Output all of the records exactly as written.

begin

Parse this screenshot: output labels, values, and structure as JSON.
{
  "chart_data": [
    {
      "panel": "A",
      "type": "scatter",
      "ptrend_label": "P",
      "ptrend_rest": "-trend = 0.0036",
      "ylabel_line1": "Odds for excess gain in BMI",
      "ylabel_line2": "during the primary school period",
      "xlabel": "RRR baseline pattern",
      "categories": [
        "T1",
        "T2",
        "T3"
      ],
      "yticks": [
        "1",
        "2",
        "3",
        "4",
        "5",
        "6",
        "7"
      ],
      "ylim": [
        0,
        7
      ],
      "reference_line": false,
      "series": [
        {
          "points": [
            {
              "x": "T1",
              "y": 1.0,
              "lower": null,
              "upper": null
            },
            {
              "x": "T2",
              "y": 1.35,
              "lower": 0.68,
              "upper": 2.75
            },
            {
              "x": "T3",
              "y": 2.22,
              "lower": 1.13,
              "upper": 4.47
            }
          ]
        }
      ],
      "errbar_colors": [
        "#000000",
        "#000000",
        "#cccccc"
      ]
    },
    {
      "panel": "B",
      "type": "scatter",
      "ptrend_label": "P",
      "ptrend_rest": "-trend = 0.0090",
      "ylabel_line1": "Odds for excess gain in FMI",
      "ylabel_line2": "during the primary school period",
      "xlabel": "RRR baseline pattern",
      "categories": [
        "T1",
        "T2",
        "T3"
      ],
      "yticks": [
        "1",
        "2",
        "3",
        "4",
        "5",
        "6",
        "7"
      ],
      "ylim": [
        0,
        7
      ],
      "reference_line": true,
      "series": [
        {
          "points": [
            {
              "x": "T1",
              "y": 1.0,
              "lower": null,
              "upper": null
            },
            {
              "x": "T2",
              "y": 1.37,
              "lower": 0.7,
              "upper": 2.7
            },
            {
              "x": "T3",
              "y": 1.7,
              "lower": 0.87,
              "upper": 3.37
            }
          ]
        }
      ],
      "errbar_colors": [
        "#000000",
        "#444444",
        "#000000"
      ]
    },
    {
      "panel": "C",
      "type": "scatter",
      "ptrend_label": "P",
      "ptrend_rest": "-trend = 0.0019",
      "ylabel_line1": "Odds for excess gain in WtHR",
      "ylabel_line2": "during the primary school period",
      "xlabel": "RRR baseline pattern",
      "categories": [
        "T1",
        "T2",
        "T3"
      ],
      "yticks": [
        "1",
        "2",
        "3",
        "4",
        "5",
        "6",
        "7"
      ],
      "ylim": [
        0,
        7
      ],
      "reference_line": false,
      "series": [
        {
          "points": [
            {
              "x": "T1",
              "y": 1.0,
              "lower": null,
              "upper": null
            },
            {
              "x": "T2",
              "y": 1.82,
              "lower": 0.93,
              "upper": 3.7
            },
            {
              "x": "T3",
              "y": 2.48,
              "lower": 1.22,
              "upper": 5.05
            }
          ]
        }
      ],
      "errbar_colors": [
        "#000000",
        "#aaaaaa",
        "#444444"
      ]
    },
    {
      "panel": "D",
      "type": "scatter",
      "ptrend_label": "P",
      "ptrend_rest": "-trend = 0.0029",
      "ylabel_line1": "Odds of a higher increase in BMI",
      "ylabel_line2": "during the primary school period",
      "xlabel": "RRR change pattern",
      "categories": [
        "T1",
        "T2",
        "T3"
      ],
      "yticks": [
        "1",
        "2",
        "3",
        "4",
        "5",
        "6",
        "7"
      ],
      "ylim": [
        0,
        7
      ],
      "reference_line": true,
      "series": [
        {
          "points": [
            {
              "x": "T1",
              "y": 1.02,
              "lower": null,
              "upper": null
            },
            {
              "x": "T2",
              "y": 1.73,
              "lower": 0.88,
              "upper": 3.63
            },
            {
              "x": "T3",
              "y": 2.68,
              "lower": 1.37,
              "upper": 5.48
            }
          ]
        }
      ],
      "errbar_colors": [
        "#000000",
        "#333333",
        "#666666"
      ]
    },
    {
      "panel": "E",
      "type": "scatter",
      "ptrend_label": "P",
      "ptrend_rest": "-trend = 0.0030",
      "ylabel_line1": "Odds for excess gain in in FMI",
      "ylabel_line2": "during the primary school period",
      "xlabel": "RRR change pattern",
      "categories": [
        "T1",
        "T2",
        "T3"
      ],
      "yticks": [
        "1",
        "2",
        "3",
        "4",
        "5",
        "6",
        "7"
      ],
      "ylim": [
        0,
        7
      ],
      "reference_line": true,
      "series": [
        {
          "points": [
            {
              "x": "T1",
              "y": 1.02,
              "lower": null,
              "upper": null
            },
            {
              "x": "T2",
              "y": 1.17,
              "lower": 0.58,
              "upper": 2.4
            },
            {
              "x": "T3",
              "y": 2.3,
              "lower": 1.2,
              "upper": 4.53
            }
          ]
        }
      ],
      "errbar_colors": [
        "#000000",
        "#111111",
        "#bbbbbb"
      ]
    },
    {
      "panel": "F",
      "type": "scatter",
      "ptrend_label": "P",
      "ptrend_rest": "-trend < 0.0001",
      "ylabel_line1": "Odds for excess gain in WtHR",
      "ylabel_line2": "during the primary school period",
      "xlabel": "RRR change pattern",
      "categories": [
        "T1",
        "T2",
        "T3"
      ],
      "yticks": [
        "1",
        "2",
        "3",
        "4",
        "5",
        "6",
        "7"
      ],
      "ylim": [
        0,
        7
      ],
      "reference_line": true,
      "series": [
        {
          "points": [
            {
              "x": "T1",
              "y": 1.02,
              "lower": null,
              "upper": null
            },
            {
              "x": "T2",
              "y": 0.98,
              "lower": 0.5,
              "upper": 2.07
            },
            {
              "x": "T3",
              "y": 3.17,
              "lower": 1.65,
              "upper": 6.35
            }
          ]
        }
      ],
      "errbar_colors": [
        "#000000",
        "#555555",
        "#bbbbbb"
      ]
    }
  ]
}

end

▸ OUTPUT BELOW
Parse this screenshot: output labels, values, and structure as JSON.
{
  "chart_data": [
    {
      "panel": "A",
      "type": "scatter",
      "ptrend_label": "P",
      "ptrend_rest": "-trend = 0.0036",
      "ylabel_line1": "Odds for excess gain in BMI",
      "ylabel_line2": "during the primary school period",
      "xlabel": "RRR baseline pattern",
      "categories": [
        "T1",
        "T2",
        "T3"
      ],
      "yticks": [
        "1",
        "2",
        "3",
        "4",
        "5",
        "6",
        "7"
      ],
      "ylim": [
        0,
        7
      ],
      "reference_line": false,
      "series": [
        {
          "points": [
            {
              "x": "T1",
              "y": 1.0,
              "lower": null,
              "upper": null
            },
            {
              "x": "T2",
              "y": 1.35,
              "lower": 0.68,
              "upper": 2.75
            },
            {
              "x": "T3",
              "y": 2.22,
              "lower": 1.13,
              "upper": 4.47
            }
          ]
        }
      ],
      "errbar_colors": [
        "#000000",
        "#000000",
        "#cccccc"
      ]
    },
    {
      "panel": "B",
      "type": "scatter",
      "ptrend_label": "P",
      "ptrend_rest": "-trend = 0.0090",
      "ylabel_line1": "Odds for excess gain in FMI",
      "ylabel_line2": "during the primary school period",
      "xlabel": "RRR baseline pattern",
      "categories": [
        "T1",
        "T2",
        "T3"
      ],
      "yticks": [
        "1",
        "2",
        "3",
        "4",
        "5",
        "6",
        "7"
      ],
      "ylim": [
        0,
        7
      ],
      "reference_line": true,
      "series": [
        {
          "points": [
            {
              "x": "T1",
              "y": 1.0,
              "lower": null,
              "upper": null
            },
            {
              "x": "T2",
              "y": 1.37,
              "lower": 0.7,
              "upper": 2.7
            },
            {
              "x": "T3",
              "y": 1.7,
              "lower": 0.87,
              "upper": 3.37
            }
          ]
        }
      ],
      "errbar_colors": [
        "#000000",
        "#444444",
        "#000000"
      ]
    },
    {
      "panel": "C",
      "type": "scatter",
      "ptrend_label": "P",
      "ptrend_rest": "-trend = 0.0019",
      "ylabel_line1": "Odds for excess gain in WtHR",
      "ylabel_line2": "during the primary school period",
      "xlabel": "RRR baseline pattern",
      "categories": [
        "T1",
        "T2",
        "T3"
      ],
      "yticks": [
        "1",
        "2",
        "3",
        "4",
        "5",
        "6",
        "7"
      ],
      "ylim": [
        0,
        7
      ],
      "reference_line": false,
      "series": [
        {
          "points": [
            {
              "x": "T1",
              "y": 1.0,
              "lower": null,
              "upper": null
            },
            {
              "x": "T2",
              "y": 1.82,
              "lower": 0.93,
              "upper": 3.7
            },
            {
              "x": "T3",
              "y": 2.48,
              "lower": 1.22,
              "upper": 5.05
            }
          ]
        }
      ],
      "errbar_colors": [
        "#000000",
        "#aaaaaa",
        "#444444"
      ]
    },
    {
      "panel": "D",
      "type": "scatter",
      "ptrend_label": "P",
      "ptrend_rest": "-trend = 0.0029",
      "ylabel_line1": "Odds of a higher increase in BMI",
      "ylabel_line2": "during the primary school period",
      "xlabel": "RRR change pattern",
      "categories": [
        "T1",
        "T2",
        "T3"
      ],
      "yticks": [
        "1",
        "2",
        "3",
        "4",
        "5",
        "6",
        "7"
      ],
      "ylim": [
        0,
        7
      ],
      "reference_line": true,
      "series": [
        {
          "points": [
            {
              "x": "T1",
              "y": 1.02,
              "lower": null,
              "upper": null
            },
            {
              "x": "T2",
              "y": 1.73,
              "lower": 0.88,
              "upper": 3.63
            },
            {
              "x": "T3",
              "y": 2.68,
              "lower": 1.37,
              "upper": 5.48
            }
          ]
        }
      ],
      "errbar_colors": [
        "#000000",
        "#333333",
        "#666666"
      ]
    },
    {
      "panel": "E",
      "type": "scatter",
      "ptrend_label": "P",
      "ptrend_rest": "-trend = 0.0030",
      "ylabel_line1": "Odds for excess gain in in FMI",
      "ylabel_line2": "during the primary school period",
      "xlabel": "RRR change pattern",
      "categories": [
        "T1",
        "T2",
        "T3"
      ],
      "yticks": [
        "1",
        "2",
        "3",
        "4",
        "5",
        "6",
        "7"
      ],
      "ylim": [
        0,
        7
      ],
      "reference_line": true,
      "series": [
        {
          "points": [
            {
              "x": "T1",
              "y": 1.02,
              "lower": null,
              "upper": null
            },
            {
              "x": "T2",
              "y": 1.17,
              "lower": 0.58,
              "upper": 2.4
            },
            {
              "x": "T3",
              "y": 2.3,
              "lower": 1.2,
              "upper": 4.53
            }
          ]
        }
      ],
      "errbar_colors": [
        "#000000",
        "#111111",
        "#bbbbbb"
      ]
    },
    {
      "panel": "F",
      "type": "scatter",
      "ptrend_label": "P",
      "ptrend_rest": "-trend < 0.0001",
      "ylabel_line1": "Odds for excess gain in WtHR",
      "ylabel_line2": "during the primary school period",
      "xlabel": "RRR change pattern",
      "categories": [
        "T1",
        "T2",
        "T3"
      ],
      "yticks": [
        "1",
        "2",
        "3",
        "4",
        "5",
        "6",
        "7"
      ],
      "ylim": [
        0,
        7
      ],
      "reference_line": true,
      "series": [
        {
          "points": [
            {
              "x": "T1",
              "y": 1.02,
              "lower": null,
              "upper": null
            },
            {
              "x": "T2",
              "y": 0.98,
              "lower": 0.5,
              "upper": 2.07
            },
            {
              "x": "T3",
              "y": 3.17,
              "lower": 1.65,
              "upper": 6.35
            }
          ]
        }
      ],
      "errbar_colors": [
        "#000000",
        "#555555",
        "#bbbbbb"
      ]
    }
  ]
}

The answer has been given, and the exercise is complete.